→ Instruction:
From the listing below, extract every line containing "Contents".

-- start Material for this exercise --

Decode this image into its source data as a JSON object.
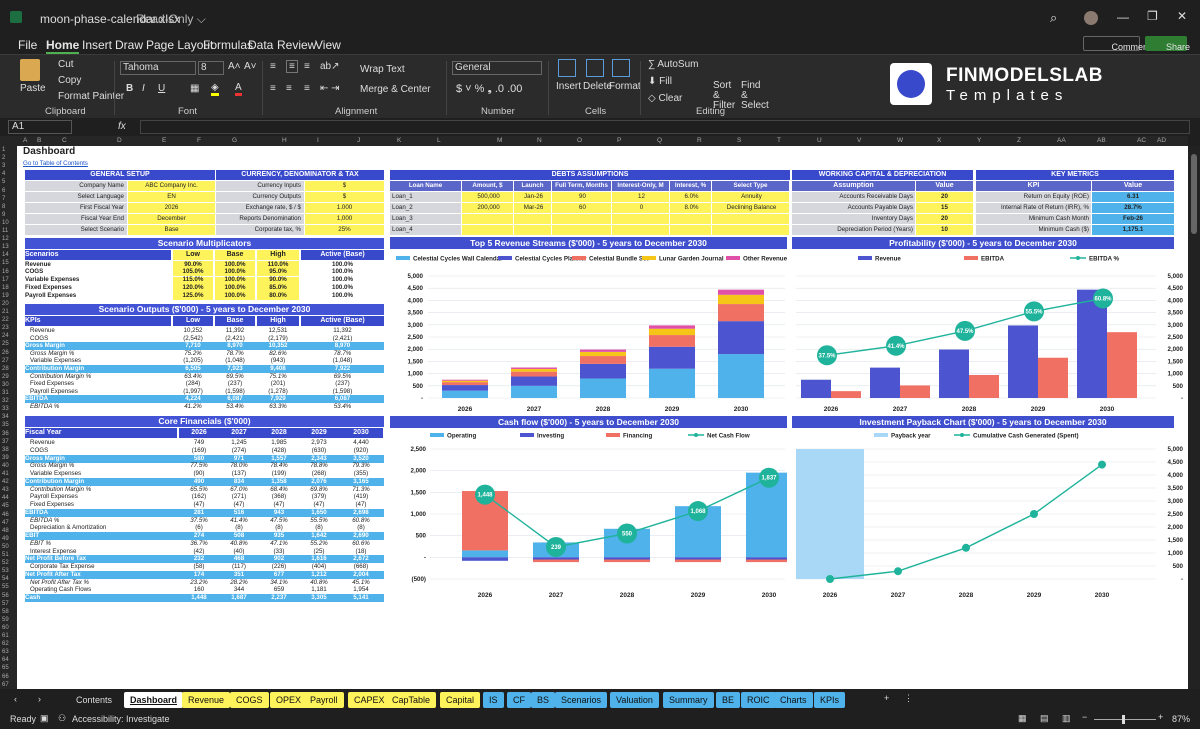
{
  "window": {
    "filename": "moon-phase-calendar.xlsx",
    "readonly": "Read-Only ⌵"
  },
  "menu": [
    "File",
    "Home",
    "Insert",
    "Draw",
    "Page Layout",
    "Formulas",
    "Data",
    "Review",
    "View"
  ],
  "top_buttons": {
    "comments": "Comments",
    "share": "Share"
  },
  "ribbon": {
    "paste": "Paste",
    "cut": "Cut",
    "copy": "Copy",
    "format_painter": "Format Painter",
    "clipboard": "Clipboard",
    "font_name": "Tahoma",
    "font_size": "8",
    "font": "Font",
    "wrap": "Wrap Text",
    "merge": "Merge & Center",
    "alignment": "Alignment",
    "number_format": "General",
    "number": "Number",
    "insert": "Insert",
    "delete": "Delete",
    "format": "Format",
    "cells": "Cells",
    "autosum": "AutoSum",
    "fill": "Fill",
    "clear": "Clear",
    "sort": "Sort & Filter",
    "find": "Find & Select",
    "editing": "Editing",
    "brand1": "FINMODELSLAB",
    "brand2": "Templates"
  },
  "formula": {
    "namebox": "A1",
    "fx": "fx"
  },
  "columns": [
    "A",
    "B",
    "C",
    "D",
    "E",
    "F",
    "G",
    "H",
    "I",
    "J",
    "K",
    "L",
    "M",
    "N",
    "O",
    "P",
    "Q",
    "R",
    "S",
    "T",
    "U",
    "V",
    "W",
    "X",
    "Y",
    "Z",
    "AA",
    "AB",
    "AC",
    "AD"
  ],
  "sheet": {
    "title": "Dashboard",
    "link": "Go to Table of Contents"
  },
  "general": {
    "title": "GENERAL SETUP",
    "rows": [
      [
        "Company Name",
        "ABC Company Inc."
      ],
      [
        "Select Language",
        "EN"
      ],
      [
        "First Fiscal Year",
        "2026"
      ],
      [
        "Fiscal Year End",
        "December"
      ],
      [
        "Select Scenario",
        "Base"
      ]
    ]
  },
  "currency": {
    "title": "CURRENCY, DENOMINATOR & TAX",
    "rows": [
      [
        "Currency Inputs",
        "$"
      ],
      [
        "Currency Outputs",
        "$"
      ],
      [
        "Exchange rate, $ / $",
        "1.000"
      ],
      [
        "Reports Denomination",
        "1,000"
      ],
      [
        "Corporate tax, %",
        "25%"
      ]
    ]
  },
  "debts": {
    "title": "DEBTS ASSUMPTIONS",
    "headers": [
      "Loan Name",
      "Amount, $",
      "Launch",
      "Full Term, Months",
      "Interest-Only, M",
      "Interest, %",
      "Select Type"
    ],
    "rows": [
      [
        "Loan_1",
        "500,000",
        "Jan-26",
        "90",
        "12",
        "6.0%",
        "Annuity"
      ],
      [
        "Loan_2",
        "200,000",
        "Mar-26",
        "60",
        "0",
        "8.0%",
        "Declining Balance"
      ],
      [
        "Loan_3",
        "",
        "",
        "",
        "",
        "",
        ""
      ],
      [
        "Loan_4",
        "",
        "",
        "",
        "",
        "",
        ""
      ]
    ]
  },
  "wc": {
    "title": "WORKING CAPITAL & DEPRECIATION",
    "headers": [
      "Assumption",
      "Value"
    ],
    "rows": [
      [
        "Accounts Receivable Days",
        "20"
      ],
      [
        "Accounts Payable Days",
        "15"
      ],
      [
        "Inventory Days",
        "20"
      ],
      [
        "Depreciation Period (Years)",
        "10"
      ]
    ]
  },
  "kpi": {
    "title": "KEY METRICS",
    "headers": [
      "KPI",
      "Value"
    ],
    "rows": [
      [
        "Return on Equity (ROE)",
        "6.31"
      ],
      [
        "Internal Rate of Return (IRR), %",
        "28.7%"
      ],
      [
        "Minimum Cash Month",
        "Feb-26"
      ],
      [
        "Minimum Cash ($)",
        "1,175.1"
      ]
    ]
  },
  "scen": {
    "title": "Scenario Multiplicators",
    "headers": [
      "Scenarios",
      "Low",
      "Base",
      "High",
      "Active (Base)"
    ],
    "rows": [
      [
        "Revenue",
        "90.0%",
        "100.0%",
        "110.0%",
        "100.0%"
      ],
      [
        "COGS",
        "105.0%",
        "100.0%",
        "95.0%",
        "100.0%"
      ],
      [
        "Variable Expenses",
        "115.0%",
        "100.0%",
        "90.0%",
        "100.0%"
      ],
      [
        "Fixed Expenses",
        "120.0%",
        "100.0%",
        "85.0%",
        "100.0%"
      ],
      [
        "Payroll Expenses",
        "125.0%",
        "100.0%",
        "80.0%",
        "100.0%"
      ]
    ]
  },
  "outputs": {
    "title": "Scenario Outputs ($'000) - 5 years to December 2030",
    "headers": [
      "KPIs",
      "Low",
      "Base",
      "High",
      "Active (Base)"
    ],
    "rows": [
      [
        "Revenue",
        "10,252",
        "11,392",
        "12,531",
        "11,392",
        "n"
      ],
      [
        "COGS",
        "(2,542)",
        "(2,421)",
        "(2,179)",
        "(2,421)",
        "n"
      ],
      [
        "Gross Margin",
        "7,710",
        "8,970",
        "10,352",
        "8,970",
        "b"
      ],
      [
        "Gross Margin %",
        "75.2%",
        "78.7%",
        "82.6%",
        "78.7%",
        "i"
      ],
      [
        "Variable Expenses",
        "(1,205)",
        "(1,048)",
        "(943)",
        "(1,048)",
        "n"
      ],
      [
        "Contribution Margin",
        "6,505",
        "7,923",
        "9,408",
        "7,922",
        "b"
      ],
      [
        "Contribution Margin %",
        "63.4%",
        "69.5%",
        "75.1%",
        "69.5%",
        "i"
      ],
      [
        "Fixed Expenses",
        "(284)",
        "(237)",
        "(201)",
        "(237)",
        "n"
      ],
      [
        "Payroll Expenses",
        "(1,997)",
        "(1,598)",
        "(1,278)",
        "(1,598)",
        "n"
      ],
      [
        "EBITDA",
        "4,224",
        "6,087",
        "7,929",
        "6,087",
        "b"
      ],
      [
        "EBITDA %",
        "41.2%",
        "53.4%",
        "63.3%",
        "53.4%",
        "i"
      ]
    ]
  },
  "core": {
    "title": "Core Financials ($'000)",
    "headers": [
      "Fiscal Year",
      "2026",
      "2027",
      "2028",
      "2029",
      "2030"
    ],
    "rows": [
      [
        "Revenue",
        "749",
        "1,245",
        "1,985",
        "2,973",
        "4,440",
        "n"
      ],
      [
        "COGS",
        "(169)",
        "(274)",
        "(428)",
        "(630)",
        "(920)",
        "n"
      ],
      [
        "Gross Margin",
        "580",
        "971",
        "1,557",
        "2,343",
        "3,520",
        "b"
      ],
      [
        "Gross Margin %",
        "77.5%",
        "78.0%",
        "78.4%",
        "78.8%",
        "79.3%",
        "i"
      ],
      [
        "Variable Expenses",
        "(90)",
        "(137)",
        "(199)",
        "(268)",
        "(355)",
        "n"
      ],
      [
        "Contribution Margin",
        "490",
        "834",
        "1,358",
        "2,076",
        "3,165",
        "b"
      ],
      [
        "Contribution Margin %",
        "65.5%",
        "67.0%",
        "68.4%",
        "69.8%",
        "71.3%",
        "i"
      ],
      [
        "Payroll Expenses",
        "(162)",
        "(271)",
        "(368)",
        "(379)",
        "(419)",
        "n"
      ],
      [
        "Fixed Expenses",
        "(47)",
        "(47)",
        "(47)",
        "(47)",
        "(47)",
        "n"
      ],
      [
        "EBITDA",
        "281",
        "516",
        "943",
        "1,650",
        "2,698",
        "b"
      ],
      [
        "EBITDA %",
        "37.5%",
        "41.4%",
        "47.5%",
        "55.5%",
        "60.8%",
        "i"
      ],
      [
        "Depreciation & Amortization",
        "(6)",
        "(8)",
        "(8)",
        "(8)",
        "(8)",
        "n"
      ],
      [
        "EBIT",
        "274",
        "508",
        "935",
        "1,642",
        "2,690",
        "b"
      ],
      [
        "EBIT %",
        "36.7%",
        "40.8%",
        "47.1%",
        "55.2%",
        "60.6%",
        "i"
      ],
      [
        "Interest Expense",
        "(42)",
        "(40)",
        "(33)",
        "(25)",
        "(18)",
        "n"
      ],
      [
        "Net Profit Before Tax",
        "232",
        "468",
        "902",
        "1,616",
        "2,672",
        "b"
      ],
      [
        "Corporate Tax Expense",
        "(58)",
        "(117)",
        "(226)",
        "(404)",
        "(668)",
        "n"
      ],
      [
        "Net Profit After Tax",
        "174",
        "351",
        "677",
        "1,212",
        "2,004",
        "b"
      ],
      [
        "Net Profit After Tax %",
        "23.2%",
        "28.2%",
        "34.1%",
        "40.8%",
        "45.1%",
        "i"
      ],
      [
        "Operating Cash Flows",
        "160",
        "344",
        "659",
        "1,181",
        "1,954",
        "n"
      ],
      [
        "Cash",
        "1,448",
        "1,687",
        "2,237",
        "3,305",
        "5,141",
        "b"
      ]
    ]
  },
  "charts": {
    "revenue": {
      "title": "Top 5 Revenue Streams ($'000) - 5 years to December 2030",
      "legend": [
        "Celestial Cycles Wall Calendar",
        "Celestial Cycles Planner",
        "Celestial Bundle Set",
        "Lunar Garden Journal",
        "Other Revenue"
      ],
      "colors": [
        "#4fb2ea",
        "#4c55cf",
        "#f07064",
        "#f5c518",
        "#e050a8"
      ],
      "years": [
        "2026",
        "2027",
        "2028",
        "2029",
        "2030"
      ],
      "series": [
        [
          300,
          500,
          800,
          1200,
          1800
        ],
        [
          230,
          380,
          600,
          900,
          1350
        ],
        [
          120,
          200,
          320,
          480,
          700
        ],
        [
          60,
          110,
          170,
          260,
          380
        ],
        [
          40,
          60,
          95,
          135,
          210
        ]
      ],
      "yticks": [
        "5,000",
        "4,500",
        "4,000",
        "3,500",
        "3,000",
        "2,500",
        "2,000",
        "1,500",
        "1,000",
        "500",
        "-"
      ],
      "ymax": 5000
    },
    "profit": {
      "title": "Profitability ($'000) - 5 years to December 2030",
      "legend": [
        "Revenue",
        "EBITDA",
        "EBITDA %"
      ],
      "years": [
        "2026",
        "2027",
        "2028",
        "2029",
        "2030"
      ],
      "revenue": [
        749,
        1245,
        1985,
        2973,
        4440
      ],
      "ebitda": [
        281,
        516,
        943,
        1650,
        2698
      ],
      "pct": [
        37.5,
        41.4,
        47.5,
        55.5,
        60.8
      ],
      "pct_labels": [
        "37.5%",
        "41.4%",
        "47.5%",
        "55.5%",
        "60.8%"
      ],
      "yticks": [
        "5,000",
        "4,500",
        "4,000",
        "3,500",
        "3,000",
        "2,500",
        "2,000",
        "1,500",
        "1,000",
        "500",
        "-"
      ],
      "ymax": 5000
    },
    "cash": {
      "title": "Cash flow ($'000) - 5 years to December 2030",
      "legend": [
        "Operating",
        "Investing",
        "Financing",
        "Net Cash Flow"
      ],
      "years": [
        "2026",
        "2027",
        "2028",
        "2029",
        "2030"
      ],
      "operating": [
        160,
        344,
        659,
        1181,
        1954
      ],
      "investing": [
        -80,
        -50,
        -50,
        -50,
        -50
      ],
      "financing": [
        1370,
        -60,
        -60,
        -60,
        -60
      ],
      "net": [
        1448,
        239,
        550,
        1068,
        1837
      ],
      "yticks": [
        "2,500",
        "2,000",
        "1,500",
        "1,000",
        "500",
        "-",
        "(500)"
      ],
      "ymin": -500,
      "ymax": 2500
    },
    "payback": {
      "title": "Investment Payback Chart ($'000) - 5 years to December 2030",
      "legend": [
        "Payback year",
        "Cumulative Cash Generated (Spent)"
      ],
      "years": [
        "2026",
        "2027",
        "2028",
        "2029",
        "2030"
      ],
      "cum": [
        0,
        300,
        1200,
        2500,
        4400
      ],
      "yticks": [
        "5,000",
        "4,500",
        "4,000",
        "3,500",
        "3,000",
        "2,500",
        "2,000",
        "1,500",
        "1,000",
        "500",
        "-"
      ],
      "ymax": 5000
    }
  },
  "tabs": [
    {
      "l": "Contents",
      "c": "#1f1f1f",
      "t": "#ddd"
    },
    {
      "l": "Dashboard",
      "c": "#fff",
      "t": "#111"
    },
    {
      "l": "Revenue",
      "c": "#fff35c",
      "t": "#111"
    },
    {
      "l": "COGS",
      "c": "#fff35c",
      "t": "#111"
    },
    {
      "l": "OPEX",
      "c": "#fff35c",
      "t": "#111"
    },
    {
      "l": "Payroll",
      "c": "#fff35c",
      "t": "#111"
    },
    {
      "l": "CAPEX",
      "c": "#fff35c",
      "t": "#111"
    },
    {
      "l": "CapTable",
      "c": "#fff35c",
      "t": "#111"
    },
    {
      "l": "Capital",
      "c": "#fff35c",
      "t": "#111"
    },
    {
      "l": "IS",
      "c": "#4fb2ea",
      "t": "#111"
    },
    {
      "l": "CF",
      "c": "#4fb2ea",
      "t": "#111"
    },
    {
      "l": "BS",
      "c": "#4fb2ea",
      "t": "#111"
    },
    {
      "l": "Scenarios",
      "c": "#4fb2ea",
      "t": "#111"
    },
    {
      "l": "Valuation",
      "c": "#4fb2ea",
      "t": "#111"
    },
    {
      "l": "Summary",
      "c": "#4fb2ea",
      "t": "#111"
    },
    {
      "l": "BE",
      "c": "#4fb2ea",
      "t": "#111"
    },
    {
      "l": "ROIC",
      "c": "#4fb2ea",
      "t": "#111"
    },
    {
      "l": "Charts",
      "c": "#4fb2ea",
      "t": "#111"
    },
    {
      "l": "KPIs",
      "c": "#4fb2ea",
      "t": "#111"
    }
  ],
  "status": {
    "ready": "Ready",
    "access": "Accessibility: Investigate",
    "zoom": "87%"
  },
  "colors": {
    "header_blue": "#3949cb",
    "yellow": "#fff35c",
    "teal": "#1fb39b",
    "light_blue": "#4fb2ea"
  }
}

-- end Material for this exercise --

→ Task output:
    "link": "Go to Table of Contents"
      "l": "Contents",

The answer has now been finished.